→ **EXERCISE**: Write out each entry again. Keep every word exactly as it is.

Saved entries
· · ·

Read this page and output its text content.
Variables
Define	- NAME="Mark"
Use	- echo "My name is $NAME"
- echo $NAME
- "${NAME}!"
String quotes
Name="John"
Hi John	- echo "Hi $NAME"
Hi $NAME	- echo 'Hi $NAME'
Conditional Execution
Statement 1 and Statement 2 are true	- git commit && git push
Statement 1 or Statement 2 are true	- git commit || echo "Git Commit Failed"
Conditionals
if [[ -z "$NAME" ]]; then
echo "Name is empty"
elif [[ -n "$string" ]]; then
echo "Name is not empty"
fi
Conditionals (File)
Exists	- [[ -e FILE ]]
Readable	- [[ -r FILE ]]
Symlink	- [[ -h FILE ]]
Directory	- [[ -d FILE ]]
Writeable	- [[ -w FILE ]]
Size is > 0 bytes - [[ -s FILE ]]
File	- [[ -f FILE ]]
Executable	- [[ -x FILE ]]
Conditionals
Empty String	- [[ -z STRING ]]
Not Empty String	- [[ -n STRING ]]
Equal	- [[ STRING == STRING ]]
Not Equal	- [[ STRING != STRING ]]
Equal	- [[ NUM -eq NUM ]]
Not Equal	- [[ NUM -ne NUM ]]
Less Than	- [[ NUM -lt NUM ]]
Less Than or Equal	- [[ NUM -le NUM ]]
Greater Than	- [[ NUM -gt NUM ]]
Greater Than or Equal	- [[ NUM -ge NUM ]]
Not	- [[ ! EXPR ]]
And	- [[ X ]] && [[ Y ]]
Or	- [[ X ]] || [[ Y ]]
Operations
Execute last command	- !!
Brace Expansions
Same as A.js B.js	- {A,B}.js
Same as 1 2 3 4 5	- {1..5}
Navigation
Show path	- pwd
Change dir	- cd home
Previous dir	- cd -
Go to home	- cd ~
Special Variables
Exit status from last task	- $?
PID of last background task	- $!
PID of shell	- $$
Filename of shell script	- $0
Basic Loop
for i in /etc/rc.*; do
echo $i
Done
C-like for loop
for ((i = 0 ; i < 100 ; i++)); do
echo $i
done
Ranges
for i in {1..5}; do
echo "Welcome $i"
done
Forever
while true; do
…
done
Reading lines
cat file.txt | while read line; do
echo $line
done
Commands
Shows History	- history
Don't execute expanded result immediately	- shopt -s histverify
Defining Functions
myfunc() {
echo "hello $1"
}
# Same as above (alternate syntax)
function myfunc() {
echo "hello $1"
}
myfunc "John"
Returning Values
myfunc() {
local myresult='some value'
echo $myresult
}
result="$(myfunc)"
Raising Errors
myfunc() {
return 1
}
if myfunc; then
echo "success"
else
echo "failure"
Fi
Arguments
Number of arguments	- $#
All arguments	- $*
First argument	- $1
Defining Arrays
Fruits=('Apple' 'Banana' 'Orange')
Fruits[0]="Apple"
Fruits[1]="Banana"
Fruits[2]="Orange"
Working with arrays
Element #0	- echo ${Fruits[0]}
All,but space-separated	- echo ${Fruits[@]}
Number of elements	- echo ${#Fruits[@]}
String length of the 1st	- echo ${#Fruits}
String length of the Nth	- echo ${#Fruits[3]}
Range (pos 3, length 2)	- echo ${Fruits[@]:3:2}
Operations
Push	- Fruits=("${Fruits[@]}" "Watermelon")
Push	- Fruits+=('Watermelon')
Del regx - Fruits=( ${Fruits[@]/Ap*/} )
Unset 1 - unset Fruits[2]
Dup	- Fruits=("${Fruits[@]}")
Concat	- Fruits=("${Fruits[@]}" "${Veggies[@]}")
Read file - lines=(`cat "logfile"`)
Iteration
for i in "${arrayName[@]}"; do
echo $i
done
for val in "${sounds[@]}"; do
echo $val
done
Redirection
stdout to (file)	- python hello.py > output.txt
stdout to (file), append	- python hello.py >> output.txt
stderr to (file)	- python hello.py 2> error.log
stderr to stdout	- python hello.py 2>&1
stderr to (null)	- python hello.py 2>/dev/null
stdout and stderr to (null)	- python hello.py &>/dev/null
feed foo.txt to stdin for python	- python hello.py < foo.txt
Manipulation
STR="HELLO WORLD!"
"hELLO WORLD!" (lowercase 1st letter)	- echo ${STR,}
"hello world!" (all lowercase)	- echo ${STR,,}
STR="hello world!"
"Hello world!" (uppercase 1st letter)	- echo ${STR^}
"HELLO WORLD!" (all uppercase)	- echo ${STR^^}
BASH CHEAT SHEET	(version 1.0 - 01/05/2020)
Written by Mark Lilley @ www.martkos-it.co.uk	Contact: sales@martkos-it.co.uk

· · ·

→ **RIGHT ANSWER**:
Read this page and output its text content.
Variables
Define	- NAME="Mark"
Use	- echo "My name is $NAME"
- echo $NAME
- "${NAME}!"
String quotes
Name="John"
Hi John	- echo "Hi $NAME"
Hi $NAME	- echo 'Hi $NAME'
Conditional Execution
Statement 1 and Statement 2 are true	- git commit && git push
Statement 1 or Statement 2 are true	- git commit || echo "Git Commit Failed"
Conditionals
if [[ -z "$NAME" ]]; then
echo "Name is empty"
elif [[ -n "$string" ]]; then
echo "Name is not empty"
fi
Conditionals (File)
Exists	- [[ -e FILE ]]
Readable	- [[ -r FILE ]]
Symlink	- [[ -h FILE ]]
Directory	- [[ -d FILE ]]
Writeable	- [[ -w FILE ]]
Size is > 0 bytes - [[ -s FILE ]]
File	- [[ -f FILE ]]
Executable	- [[ -x FILE ]]
Conditionals
Empty String	- [[ -z STRING ]]
Not Empty String	- [[ -n STRING ]]
Equal	- [[ STRING == STRING ]]
Not Equal	- [[ STRING != STRING ]]
Equal	- [[ NUM -eq NUM ]]
Not Equal	- [[ NUM -ne NUM ]]
Less Than	- [[ NUM -lt NUM ]]
Less Than or Equal	- [[ NUM -le NUM ]]
Greater Than	- [[ NUM -gt NUM ]]
Greater Than or Equal	- [[ NUM -ge NUM ]]
Not	- [[ ! EXPR ]]
And	- [[ X ]] && [[ Y ]]
Or	- [[ X ]] || [[ Y ]]
Operations
Execute last command	- !!
Brace Expansions
Same as A.js B.js	- {A,B}.js
Same as 1 2 3 4 5	- {1..5}
Navigation
Show path	- pwd
Change dir	- cd home
Previous dir	- cd -
Go to home	- cd ~
Special Variables
Exit status from last task	- $?
PID of last background task	- $!
PID of shell	- $$
Filename of shell script	- $0
Basic Loop
for i in /etc/rc.*; do
echo $i
Done
C-like for loop
for ((i = 0 ; i < 100 ; i++)); do
echo $i
done
Ranges
for i in {1..5}; do
echo "Welcome $i"
done
Forever
while true; do
…
done
Reading lines
cat file.txt | while read line; do
echo $line
done
Commands
Shows History	- history
Don't execute expanded result immediately	- shopt -s histverify
Defining Functions
myfunc() {
echo "hello $1"
}
# Same as above (alternate syntax)
function myfunc() {
echo "hello $1"
}
myfunc "John"
Returning Values
myfunc() {
local myresult='some value'
echo $myresult
}
result="$(myfunc)"
Raising Errors
myfunc() {
return 1
}
if myfunc; then
echo "success"
else
echo "failure"
Fi
Arguments
Number of arguments	- $#
All arguments	- $*
First argument	- $1
Defining Arrays
Fruits=('Apple' 'Banana' 'Orange')
Fruits[0]="Apple"
Fruits[1]="Banana"
Fruits[2]="Orange"
Working with arrays
Element #0	- echo ${Fruits[0]}
All,but space-separated	- echo ${Fruits[@]}
Number of elements	- echo ${#Fruits[@]}
String length of the 1st	- echo ${#Fruits}
String length of the Nth	- echo ${#Fruits[3]}
Range (pos 3, length 2)	- echo ${Fruits[@]:3:2}
Operations
Push	- Fruits=("${Fruits[@]}" "Watermelon")
Push	- Fruits+=('Watermelon')
Del regx - Fruits=( ${Fruits[@]/Ap*/} )
Unset 1 - unset Fruits[2]
Dup	- Fruits=("${Fruits[@]}")
Concat	- Fruits=("${Fruits[@]}" "${Veggies[@]}")
Read file - lines=(`cat "logfile"`)
Iteration
for i in "${arrayName[@]}"; do
echo $i
done
for val in "${sounds[@]}"; do
echo $val
done
Redirection
stdout to (file)	- python hello.py > output.txt
stdout to (file), append	- python hello.py >> output.txt
stderr to (file)	- python hello.py 2> error.log
stderr to stdout	- python hello.py 2>&1
stderr to (null)	- python hello.py 2>/dev/null
stdout and stderr to (null)	- python hello.py &>/dev/null
feed foo.txt to stdin for python	- python hello.py < foo.txt
Manipulation
STR="HELLO WORLD!"
"hELLO WORLD!" (lowercase 1st letter)	- echo ${STR,}
"hello world!" (all lowercase)	- echo ${STR,,}
STR="hello world!"
"Hello world!" (uppercase 1st letter)	- echo ${STR^}
"HELLO WORLD!" (all uppercase)	- echo ${STR^^}
BASH CHEAT SHEET	(version 1.0 - 01/05/2020)
Written by Mark Lilley @ www.martkos-it.co.uk	Contact: sales@martkos-it.co.uk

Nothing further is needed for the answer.